## EXERCISE DESCRIPTION
From the entries below, extract every line that includes the word "Next".

(Stored data)
/---

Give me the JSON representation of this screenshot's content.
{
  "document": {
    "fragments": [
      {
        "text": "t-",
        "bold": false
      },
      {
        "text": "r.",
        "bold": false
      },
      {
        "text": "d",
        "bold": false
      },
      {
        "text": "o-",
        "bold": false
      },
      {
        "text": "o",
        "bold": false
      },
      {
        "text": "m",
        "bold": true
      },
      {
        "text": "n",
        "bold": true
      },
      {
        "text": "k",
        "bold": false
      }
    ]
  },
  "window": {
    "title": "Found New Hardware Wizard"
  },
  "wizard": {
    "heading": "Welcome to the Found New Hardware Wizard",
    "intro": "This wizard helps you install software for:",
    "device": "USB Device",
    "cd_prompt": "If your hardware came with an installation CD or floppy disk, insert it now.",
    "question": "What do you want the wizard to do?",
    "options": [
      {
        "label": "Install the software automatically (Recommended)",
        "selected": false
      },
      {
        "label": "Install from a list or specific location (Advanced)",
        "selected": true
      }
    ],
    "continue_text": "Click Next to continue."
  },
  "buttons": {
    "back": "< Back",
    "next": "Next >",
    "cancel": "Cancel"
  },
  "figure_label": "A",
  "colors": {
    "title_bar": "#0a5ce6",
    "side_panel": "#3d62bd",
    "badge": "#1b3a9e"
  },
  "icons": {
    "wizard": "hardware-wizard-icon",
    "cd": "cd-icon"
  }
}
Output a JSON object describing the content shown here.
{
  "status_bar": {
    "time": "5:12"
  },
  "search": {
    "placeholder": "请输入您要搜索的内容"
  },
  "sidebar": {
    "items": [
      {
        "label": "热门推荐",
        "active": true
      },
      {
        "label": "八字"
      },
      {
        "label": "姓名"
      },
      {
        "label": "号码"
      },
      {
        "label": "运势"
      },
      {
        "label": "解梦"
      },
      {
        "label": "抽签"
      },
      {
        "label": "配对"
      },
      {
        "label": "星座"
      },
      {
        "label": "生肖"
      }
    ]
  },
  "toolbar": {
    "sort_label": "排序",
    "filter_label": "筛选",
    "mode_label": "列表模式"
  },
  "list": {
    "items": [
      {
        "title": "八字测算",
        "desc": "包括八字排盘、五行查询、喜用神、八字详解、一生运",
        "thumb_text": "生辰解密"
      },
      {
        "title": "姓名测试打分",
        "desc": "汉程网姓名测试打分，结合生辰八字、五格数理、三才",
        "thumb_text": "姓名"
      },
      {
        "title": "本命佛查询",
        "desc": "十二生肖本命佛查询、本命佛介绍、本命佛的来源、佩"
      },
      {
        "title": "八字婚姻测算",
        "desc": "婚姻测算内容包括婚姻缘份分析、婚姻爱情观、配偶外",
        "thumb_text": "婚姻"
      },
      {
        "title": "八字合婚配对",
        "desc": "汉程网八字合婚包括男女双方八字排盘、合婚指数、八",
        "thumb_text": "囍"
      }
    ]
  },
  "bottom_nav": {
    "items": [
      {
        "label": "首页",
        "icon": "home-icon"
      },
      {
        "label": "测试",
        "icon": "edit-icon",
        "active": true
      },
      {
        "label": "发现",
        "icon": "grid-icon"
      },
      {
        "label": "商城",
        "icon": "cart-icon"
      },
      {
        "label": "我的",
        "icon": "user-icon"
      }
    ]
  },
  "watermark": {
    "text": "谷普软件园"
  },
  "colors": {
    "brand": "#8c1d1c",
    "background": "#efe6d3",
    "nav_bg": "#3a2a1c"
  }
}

\---

## SOLUTION FOR THIS TASK
    "continue_text": "Click Next to continue."
    "next": "Next >",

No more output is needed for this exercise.